- [TASK TO CARRY OUT] List all lines of the data containing the word "JSON".

- [THE DATA]
**********

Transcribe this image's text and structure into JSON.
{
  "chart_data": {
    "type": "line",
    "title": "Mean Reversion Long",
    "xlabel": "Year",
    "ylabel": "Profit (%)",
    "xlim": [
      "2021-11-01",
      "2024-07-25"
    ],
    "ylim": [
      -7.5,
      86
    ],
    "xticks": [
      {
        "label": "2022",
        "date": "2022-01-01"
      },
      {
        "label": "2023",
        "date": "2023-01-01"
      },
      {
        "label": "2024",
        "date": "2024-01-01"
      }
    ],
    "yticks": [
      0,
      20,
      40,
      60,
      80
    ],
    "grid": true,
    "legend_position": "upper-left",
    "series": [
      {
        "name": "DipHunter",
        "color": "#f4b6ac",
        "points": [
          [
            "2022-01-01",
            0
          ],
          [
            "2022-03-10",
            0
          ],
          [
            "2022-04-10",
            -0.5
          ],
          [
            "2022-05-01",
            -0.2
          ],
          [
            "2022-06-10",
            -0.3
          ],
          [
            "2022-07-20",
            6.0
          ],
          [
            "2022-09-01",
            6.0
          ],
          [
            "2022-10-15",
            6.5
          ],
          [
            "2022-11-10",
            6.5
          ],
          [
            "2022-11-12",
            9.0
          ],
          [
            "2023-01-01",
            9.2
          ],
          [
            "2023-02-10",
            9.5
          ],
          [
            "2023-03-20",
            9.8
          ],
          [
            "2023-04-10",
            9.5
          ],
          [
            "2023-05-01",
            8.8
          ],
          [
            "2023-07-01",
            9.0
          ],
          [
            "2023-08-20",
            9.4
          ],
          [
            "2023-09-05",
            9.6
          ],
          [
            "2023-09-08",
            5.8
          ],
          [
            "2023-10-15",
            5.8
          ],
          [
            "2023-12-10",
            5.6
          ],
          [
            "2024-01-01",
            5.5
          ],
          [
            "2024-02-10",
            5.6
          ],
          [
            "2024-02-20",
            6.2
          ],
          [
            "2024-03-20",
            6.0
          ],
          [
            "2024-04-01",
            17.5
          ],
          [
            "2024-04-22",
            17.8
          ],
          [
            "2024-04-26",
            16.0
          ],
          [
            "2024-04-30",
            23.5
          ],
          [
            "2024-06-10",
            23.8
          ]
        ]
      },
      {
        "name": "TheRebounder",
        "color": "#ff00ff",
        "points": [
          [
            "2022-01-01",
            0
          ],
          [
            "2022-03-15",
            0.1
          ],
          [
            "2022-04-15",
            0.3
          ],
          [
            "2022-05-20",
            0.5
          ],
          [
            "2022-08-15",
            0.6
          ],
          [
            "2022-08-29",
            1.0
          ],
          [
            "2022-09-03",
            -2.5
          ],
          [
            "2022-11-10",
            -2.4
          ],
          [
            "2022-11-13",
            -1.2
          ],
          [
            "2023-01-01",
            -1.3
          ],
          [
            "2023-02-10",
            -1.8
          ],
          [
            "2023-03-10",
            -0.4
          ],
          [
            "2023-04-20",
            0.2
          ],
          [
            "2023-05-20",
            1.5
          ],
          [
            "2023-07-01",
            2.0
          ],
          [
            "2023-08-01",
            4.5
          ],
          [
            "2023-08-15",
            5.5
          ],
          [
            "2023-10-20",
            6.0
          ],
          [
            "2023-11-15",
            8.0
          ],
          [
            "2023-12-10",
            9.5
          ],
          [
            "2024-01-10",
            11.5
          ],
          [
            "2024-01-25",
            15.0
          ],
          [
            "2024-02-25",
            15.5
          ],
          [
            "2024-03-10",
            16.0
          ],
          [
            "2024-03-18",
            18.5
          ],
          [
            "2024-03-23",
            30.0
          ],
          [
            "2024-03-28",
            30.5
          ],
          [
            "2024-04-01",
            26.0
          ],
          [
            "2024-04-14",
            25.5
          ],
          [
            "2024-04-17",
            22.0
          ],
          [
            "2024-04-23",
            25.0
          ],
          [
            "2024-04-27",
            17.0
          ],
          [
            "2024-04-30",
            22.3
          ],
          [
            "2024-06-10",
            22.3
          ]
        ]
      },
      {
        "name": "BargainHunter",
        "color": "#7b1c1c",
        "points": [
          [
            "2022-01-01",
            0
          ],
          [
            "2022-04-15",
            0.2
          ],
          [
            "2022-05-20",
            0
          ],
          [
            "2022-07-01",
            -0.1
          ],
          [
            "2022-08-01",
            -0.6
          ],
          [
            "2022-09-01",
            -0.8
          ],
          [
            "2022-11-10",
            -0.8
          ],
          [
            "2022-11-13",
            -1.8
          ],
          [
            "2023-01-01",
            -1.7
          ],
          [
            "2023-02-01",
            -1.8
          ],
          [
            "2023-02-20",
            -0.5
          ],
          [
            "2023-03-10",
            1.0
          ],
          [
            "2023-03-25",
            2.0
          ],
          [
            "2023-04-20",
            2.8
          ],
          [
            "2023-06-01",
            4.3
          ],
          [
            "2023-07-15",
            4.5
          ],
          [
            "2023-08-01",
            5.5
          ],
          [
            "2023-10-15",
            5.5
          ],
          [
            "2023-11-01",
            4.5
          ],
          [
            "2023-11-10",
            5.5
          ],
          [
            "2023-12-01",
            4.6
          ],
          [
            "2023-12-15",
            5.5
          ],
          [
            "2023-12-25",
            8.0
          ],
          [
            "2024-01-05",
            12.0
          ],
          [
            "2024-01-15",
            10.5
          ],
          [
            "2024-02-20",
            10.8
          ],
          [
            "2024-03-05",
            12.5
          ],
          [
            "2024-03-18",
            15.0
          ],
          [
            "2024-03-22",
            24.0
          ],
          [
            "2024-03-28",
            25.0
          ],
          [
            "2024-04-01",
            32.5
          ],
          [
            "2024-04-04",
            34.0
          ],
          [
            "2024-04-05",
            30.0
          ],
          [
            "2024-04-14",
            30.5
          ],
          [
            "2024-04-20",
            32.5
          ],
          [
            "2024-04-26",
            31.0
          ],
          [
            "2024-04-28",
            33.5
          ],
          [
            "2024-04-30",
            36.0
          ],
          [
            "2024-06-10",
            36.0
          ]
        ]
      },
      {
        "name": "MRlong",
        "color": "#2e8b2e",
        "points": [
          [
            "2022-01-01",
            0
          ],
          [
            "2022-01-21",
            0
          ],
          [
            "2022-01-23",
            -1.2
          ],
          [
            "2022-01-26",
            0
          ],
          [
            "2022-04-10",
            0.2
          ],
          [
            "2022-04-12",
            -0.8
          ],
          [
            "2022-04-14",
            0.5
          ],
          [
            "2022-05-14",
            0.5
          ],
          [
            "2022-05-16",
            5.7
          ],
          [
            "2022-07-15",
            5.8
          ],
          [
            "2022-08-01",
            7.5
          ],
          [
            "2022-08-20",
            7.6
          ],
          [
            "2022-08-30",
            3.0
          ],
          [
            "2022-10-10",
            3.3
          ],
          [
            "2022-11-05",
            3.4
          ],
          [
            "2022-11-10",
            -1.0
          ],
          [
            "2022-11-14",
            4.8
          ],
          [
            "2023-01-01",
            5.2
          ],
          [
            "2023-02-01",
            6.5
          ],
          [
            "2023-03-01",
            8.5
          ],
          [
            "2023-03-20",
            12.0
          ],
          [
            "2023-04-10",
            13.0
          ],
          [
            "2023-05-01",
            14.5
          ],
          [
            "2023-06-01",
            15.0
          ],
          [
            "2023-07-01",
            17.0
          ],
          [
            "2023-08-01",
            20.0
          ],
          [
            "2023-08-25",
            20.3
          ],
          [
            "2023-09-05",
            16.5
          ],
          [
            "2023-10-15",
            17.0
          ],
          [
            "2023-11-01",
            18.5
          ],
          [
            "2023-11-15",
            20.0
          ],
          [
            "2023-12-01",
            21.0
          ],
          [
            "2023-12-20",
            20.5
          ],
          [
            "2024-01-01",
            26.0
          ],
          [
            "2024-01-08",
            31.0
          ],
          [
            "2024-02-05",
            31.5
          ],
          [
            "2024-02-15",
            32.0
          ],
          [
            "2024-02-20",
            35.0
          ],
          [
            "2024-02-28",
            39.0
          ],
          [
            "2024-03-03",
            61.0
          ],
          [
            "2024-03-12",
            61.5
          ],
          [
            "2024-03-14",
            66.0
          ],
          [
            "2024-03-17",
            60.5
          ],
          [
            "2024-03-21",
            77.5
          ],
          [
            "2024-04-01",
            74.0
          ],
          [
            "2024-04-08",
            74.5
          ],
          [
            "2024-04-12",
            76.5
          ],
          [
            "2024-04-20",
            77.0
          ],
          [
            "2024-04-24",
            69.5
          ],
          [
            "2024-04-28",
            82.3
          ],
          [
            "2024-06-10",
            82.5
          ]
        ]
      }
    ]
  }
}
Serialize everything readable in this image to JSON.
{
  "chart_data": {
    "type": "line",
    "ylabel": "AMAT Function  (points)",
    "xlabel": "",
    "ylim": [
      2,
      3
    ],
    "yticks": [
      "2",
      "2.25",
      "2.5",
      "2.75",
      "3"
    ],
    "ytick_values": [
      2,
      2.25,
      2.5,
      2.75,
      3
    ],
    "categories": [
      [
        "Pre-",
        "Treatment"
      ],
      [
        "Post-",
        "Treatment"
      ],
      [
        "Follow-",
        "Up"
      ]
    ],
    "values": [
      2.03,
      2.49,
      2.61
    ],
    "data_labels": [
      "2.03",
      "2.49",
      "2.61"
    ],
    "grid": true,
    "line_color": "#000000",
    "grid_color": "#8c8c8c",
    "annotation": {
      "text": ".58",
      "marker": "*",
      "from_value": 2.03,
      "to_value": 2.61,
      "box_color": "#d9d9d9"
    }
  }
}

**********

- [RESPONSE TO THIS EXERCISE]
Transcribe this image's text and structure into JSON.
Serialize everything readable in this image to JSON.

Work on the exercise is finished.